_AVAILABLE RECORDS_.
Begin

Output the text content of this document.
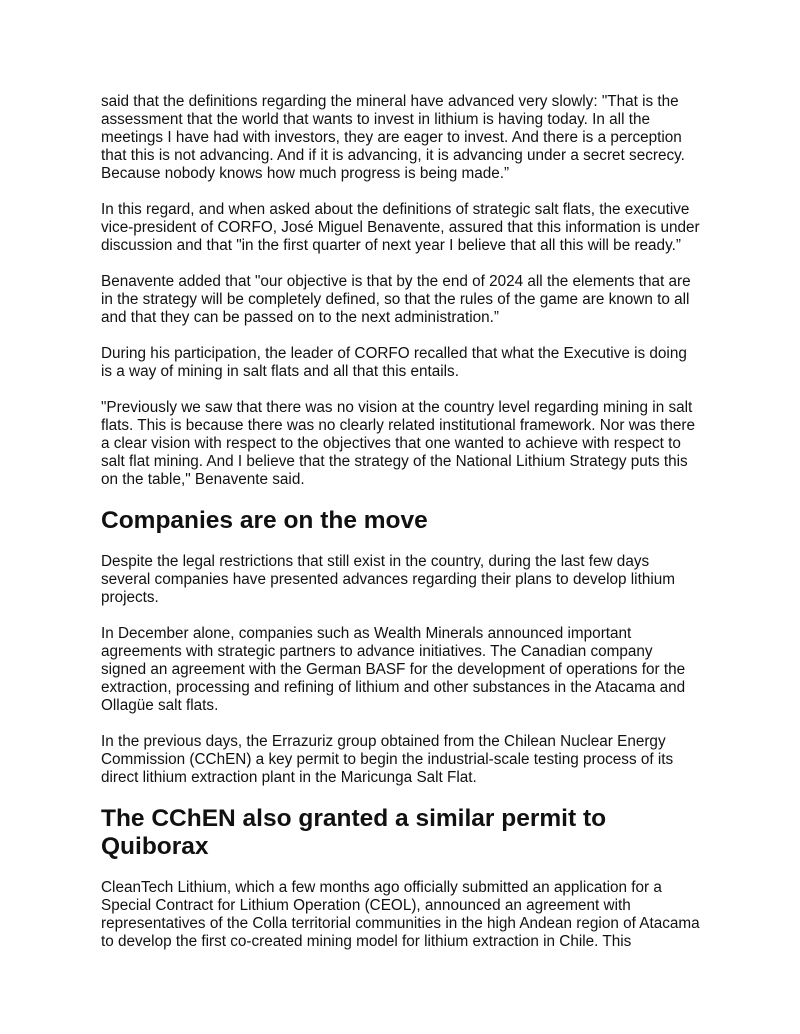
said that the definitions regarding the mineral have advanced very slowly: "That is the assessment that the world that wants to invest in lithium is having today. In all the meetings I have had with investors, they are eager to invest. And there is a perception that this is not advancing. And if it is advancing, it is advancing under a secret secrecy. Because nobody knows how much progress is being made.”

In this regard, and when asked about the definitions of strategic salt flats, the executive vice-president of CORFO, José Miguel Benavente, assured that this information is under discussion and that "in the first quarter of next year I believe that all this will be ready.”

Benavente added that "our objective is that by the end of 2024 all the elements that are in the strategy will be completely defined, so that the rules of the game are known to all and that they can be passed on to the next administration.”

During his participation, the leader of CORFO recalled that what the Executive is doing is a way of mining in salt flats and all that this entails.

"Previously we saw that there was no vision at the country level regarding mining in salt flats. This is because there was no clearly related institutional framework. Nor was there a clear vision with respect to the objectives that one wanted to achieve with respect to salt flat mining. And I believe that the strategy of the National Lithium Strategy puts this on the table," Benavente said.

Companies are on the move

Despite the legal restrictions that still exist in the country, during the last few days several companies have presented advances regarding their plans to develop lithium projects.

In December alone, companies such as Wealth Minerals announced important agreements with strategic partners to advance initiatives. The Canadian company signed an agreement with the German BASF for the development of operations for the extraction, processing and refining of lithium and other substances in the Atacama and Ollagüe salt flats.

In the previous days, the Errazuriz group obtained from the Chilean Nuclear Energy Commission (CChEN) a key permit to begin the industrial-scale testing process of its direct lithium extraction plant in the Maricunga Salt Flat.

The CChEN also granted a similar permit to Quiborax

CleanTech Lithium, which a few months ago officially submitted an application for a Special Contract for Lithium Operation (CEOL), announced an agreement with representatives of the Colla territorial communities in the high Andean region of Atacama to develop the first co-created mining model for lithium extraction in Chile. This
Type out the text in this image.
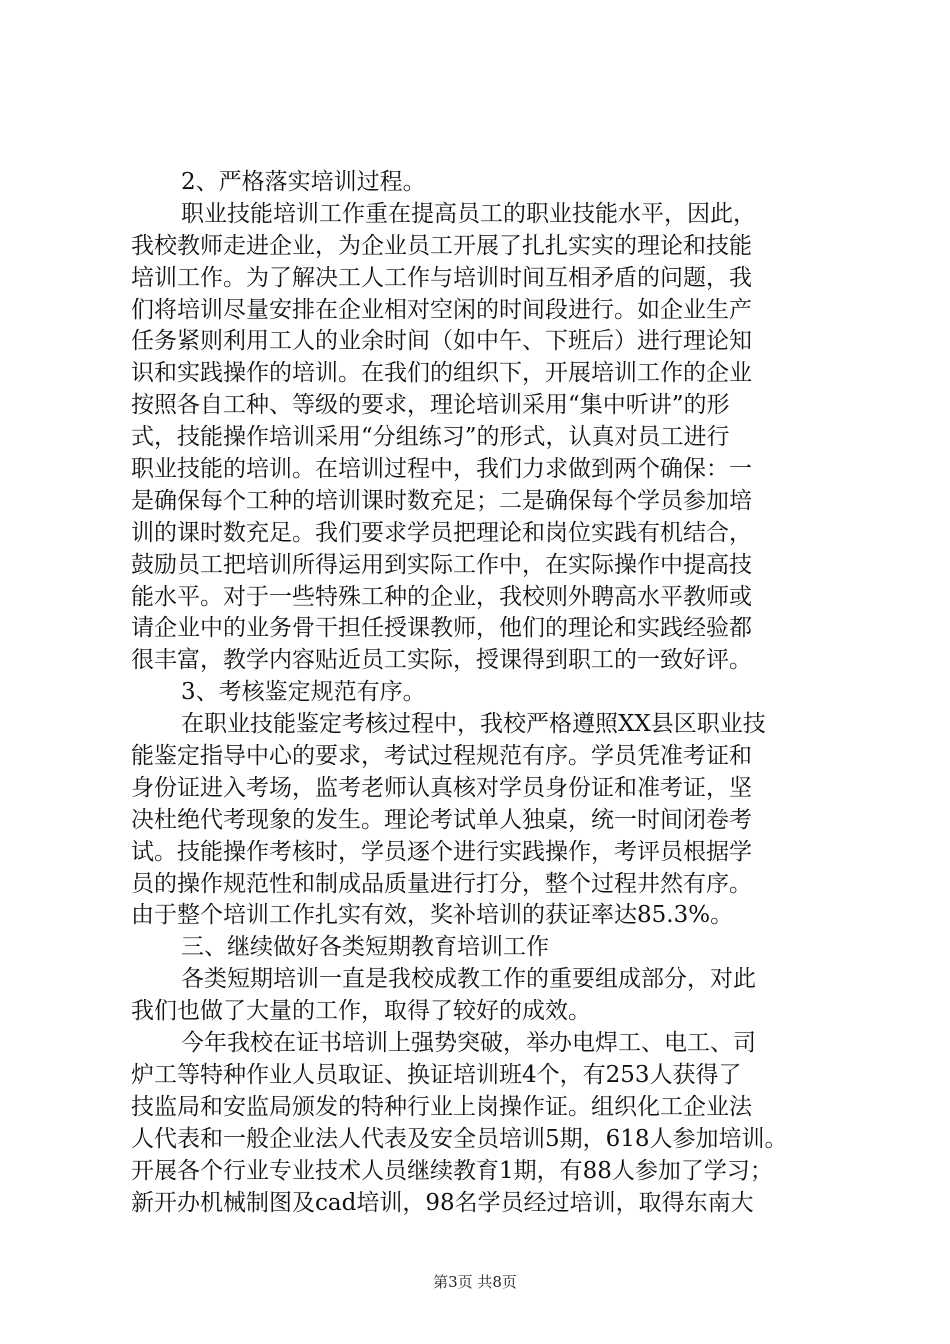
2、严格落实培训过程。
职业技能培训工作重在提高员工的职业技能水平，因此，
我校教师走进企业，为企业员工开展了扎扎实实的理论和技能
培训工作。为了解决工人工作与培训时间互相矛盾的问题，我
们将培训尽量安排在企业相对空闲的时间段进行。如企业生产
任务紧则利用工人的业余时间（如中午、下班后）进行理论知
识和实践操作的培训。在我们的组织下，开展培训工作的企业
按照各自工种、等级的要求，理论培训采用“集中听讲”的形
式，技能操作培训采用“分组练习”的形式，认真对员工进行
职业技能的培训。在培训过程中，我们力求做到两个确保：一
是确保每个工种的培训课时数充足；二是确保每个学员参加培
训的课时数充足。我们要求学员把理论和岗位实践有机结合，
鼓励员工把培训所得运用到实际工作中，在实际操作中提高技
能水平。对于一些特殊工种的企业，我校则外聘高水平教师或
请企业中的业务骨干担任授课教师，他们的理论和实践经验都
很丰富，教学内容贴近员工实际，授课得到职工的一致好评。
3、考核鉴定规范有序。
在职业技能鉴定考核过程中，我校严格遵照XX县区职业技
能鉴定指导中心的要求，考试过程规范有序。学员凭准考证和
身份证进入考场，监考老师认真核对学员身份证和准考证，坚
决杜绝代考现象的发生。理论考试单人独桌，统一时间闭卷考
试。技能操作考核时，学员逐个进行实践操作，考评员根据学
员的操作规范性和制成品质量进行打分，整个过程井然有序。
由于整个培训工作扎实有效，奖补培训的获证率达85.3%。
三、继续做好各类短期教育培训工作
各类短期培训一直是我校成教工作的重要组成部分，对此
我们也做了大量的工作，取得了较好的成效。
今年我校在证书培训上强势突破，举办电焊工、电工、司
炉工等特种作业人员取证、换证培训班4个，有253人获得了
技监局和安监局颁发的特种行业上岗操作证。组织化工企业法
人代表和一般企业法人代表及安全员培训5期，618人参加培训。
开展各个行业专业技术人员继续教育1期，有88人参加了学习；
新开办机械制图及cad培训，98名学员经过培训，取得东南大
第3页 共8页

End

Copy out all lines that carry the word "CChEN".

In the previous days, the Errazuriz group obtained from the Chilean Nuclear Energy Commission (CChEN) a key permit to begin the industrial-scale testing process of its direct lithium extraction plant in the Maricunga Salt Flat.
The CChEN also granted a similar permit to Quiborax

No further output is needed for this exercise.